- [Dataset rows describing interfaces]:
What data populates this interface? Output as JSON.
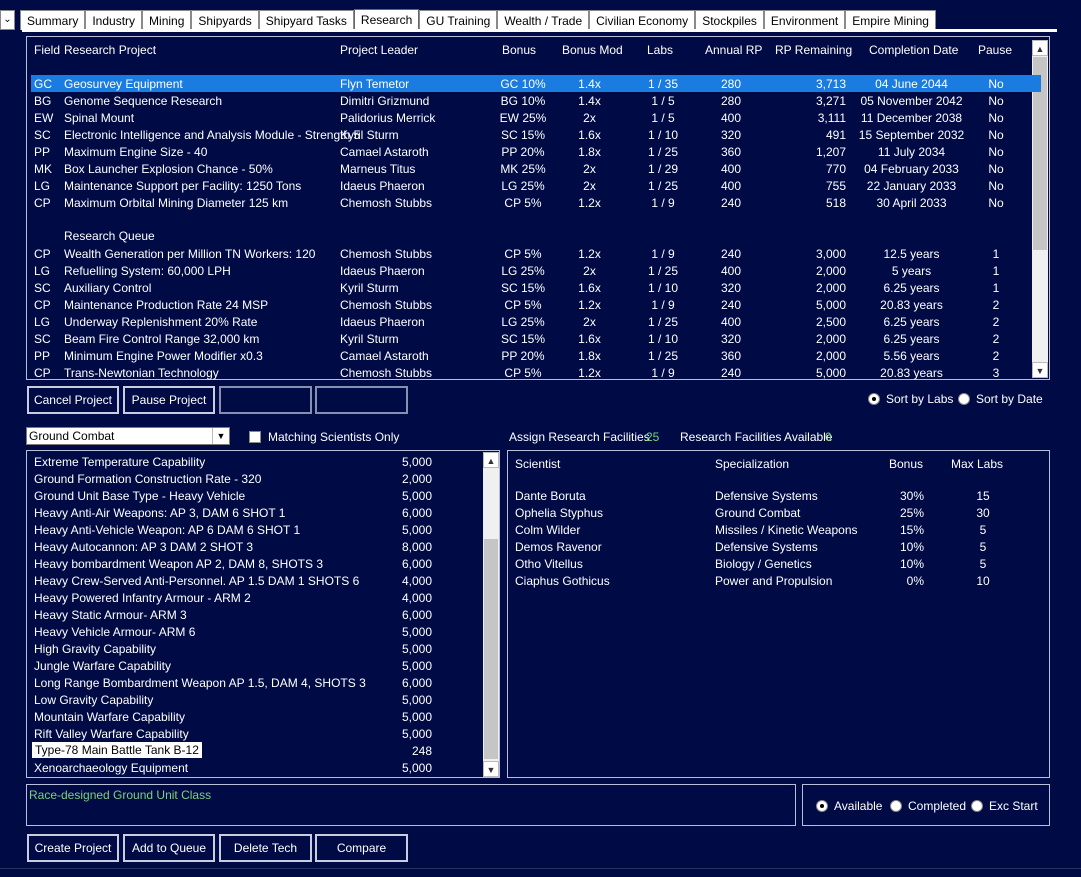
{
  "tabs": [
    "Summary",
    "Industry",
    "Mining",
    "Shipyards",
    "Shipyard Tasks",
    "Research",
    "GU Training",
    "Wealth / Trade",
    "Civilian Economy",
    "Stockpiles",
    "Environment",
    "Empire Mining"
  ],
  "active_tab": "Research",
  "projects": {
    "headers": {
      "field": "Field",
      "project": "Research Project",
      "leader": "Project Leader",
      "bonus": "Bonus",
      "bonus_mod": "Bonus Mod",
      "labs": "Labs",
      "annual_rp": "Annual RP",
      "rp_remaining": "RP Remaining",
      "completion": "Completion Date",
      "pause": "Pause"
    },
    "active": [
      {
        "field": "GC",
        "project": "Geosurvey Equipment",
        "leader": "Flyn Temetor",
        "bonus": "GC 10%",
        "bonus_mod": "1.4x",
        "labs": "1 / 35",
        "annual_rp": "280",
        "rp_remaining": "3,713",
        "completion": "04 June 2044",
        "pause": "No"
      },
      {
        "field": "BG",
        "project": "Genome Sequence Research",
        "leader": "Dimitri Grizmund",
        "bonus": "BG 10%",
        "bonus_mod": "1.4x",
        "labs": "1 / 5",
        "annual_rp": "280",
        "rp_remaining": "3,271",
        "completion": "05 November 2042",
        "pause": "No"
      },
      {
        "field": "EW",
        "project": "Spinal Mount",
        "leader": "Palidorius Merrick",
        "bonus": "EW 25%",
        "bonus_mod": "2x",
        "labs": "1 / 5",
        "annual_rp": "400",
        "rp_remaining": "3,111",
        "completion": "11 December 2038",
        "pause": "No"
      },
      {
        "field": "SC",
        "project": "Electronic Intelligence and Analysis Module - Strength 5",
        "leader": "Kyril Sturm",
        "bonus": "SC 15%",
        "bonus_mod": "1.6x",
        "labs": "1 / 10",
        "annual_rp": "320",
        "rp_remaining": "491",
        "completion": "15 September 2032",
        "pause": "No"
      },
      {
        "field": "PP",
        "project": "Maximum Engine Size - 40",
        "leader": "Camael Astaroth",
        "bonus": "PP 20%",
        "bonus_mod": "1.8x",
        "labs": "1 / 25",
        "annual_rp": "360",
        "rp_remaining": "1,207",
        "completion": "11 July 2034",
        "pause": "No"
      },
      {
        "field": "MK",
        "project": "Box Launcher Explosion Chance - 50%",
        "leader": "Marneus Titus",
        "bonus": "MK 25%",
        "bonus_mod": "2x",
        "labs": "1 / 29",
        "annual_rp": "400",
        "rp_remaining": "770",
        "completion": "04 February 2033",
        "pause": "No"
      },
      {
        "field": "LG",
        "project": "Maintenance Support per Facility: 1250 Tons",
        "leader": "Idaeus Phaeron",
        "bonus": "LG 25%",
        "bonus_mod": "2x",
        "labs": "1 / 25",
        "annual_rp": "400",
        "rp_remaining": "755",
        "completion": "22 January 2033",
        "pause": "No"
      },
      {
        "field": "CP",
        "project": "Maximum Orbital Mining Diameter 125 km",
        "leader": "Chemosh Stubbs",
        "bonus": "CP 5%",
        "bonus_mod": "1.2x",
        "labs": "1 / 9",
        "annual_rp": "240",
        "rp_remaining": "518",
        "completion": "30 April 2033",
        "pause": "No"
      }
    ],
    "queue_label": "Research Queue",
    "queue": [
      {
        "field": "CP",
        "project": "Wealth Generation per Million TN Workers: 120",
        "leader": "Chemosh Stubbs",
        "bonus": "CP 5%",
        "bonus_mod": "1.2x",
        "labs": "1 / 9",
        "annual_rp": "240",
        "rp_remaining": "3,000",
        "completion": "12.5 years",
        "pause": "1"
      },
      {
        "field": "LG",
        "project": "Refuelling System: 60,000 LPH",
        "leader": "Idaeus Phaeron",
        "bonus": "LG 25%",
        "bonus_mod": "2x",
        "labs": "1 / 25",
        "annual_rp": "400",
        "rp_remaining": "2,000",
        "completion": "5 years",
        "pause": "1"
      },
      {
        "field": "SC",
        "project": "Auxiliary Control",
        "leader": "Kyril Sturm",
        "bonus": "SC 15%",
        "bonus_mod": "1.6x",
        "labs": "1 / 10",
        "annual_rp": "320",
        "rp_remaining": "2,000",
        "completion": "6.25 years",
        "pause": "1"
      },
      {
        "field": "CP",
        "project": "Maintenance Production Rate 24 MSP",
        "leader": "Chemosh Stubbs",
        "bonus": "CP 5%",
        "bonus_mod": "1.2x",
        "labs": "1 / 9",
        "annual_rp": "240",
        "rp_remaining": "5,000",
        "completion": "20.83 years",
        "pause": "2"
      },
      {
        "field": "LG",
        "project": "Underway Replenishment 20% Rate",
        "leader": "Idaeus Phaeron",
        "bonus": "LG 25%",
        "bonus_mod": "2x",
        "labs": "1 / 25",
        "annual_rp": "400",
        "rp_remaining": "2,500",
        "completion": "6.25 years",
        "pause": "2"
      },
      {
        "field": "SC",
        "project": "Beam Fire Control Range 32,000 km",
        "leader": "Kyril Sturm",
        "bonus": "SC 15%",
        "bonus_mod": "1.6x",
        "labs": "1 / 10",
        "annual_rp": "320",
        "rp_remaining": "2,000",
        "completion": "6.25 years",
        "pause": "2"
      },
      {
        "field": "PP",
        "project": "Minimum Engine Power Modifier x0.3",
        "leader": "Camael Astaroth",
        "bonus": "PP 20%",
        "bonus_mod": "1.8x",
        "labs": "1 / 25",
        "annual_rp": "360",
        "rp_remaining": "2,000",
        "completion": "5.56 years",
        "pause": "2"
      },
      {
        "field": "CP",
        "project": "Trans-Newtonian Technology",
        "leader": "Chemosh Stubbs",
        "bonus": "CP 5%",
        "bonus_mod": "1.2x",
        "labs": "1 / 9",
        "annual_rp": "240",
        "rp_remaining": "5,000",
        "completion": "20.83 years",
        "pause": "3"
      }
    ]
  },
  "buttons": {
    "cancel": "Cancel Project",
    "pause": "Pause Project",
    "create": "Create Project",
    "add_queue": "Add to Queue",
    "delete": "Delete Tech",
    "compare": "Compare"
  },
  "sort": {
    "labs": "Sort by Labs",
    "date": "Sort by Date",
    "selected": "labs"
  },
  "field_select": "Ground Combat",
  "matching_label": "Matching Scientists Only",
  "assign_label": "Assign Research Facilities",
  "assign_value": "25",
  "available_label": "Research Facilities Available",
  "available_value": "0",
  "techs": [
    {
      "name": "Extreme Temperature Capability",
      "cost": "5,000"
    },
    {
      "name": "Ground Formation Construction Rate - 320",
      "cost": "2,000"
    },
    {
      "name": "Ground Unit Base Type - Heavy Vehicle",
      "cost": "5,000"
    },
    {
      "name": "Heavy Anti-Air Weapons: AP 3, DAM 6 SHOT 1",
      "cost": "6,000"
    },
    {
      "name": "Heavy Anti-Vehicle Weapon: AP 6 DAM 6 SHOT 1",
      "cost": "5,000"
    },
    {
      "name": "Heavy Autocannon: AP 3 DAM 2 SHOT 3",
      "cost": "8,000"
    },
    {
      "name": "Heavy bombardment Weapon AP 2, DAM 8, SHOTS 3",
      "cost": "6,000"
    },
    {
      "name": "Heavy Crew-Served Anti-Personnel. AP 1.5 DAM 1 SHOTS 6",
      "cost": "4,000"
    },
    {
      "name": "Heavy Powered Infantry Armour - ARM 2",
      "cost": "4,000"
    },
    {
      "name": "Heavy Static Armour- ARM 3",
      "cost": "6,000"
    },
    {
      "name": "Heavy Vehicle Armour- ARM 6",
      "cost": "5,000"
    },
    {
      "name": "High Gravity Capability",
      "cost": "5,000"
    },
    {
      "name": "Jungle Warfare Capability",
      "cost": "5,000"
    },
    {
      "name": "Long Range Bombardment Weapon AP 1.5, DAM 4, SHOTS 3",
      "cost": "6,000"
    },
    {
      "name": "Low Gravity Capability",
      "cost": "5,000"
    },
    {
      "name": "Mountain Warfare Capability",
      "cost": "5,000"
    },
    {
      "name": "Rift Valley Warfare Capability",
      "cost": "5,000"
    },
    {
      "name": "Type-78 Main Battle Tank B-12",
      "cost": "248"
    },
    {
      "name": "Xenoarchaeology Equipment",
      "cost": "5,000"
    }
  ],
  "selected_tech": "Type-78 Main Battle Tank B-12",
  "sci_headers": {
    "scientist": "Scientist",
    "spec": "Specialization",
    "bonus": "Bonus",
    "max_labs": "Max Labs"
  },
  "scientists": [
    {
      "name": "Dante Boruta",
      "spec": "Defensive Systems",
      "bonus": "30%",
      "max_labs": "15"
    },
    {
      "name": "Ophelia Styphus",
      "spec": "Ground Combat",
      "bonus": "25%",
      "max_labs": "30"
    },
    {
      "name": "Colm Wilder",
      "spec": "Missiles / Kinetic Weapons",
      "bonus": "15%",
      "max_labs": "5"
    },
    {
      "name": "Demos Ravenor",
      "spec": "Defensive Systems",
      "bonus": "10%",
      "max_labs": "5"
    },
    {
      "name": "Otho Vitellus",
      "spec": "Biology / Genetics",
      "bonus": "10%",
      "max_labs": "5"
    },
    {
      "name": "Ciaphus Gothicus",
      "spec": "Power and Propulsion",
      "bonus": "0%",
      "max_labs": "10"
    }
  ],
  "description": "Race-designed Ground Unit Class",
  "filter": {
    "available": "Available",
    "completed": "Completed",
    "exc_start": "Exc Start",
    "selected": "available"
  }
}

- [Task]:
Wherever a line in the data above holds "Combat", copy that line.

- [Exercise response]:
  "field_select": "Ground Combat",
      "spec": "Ground Combat",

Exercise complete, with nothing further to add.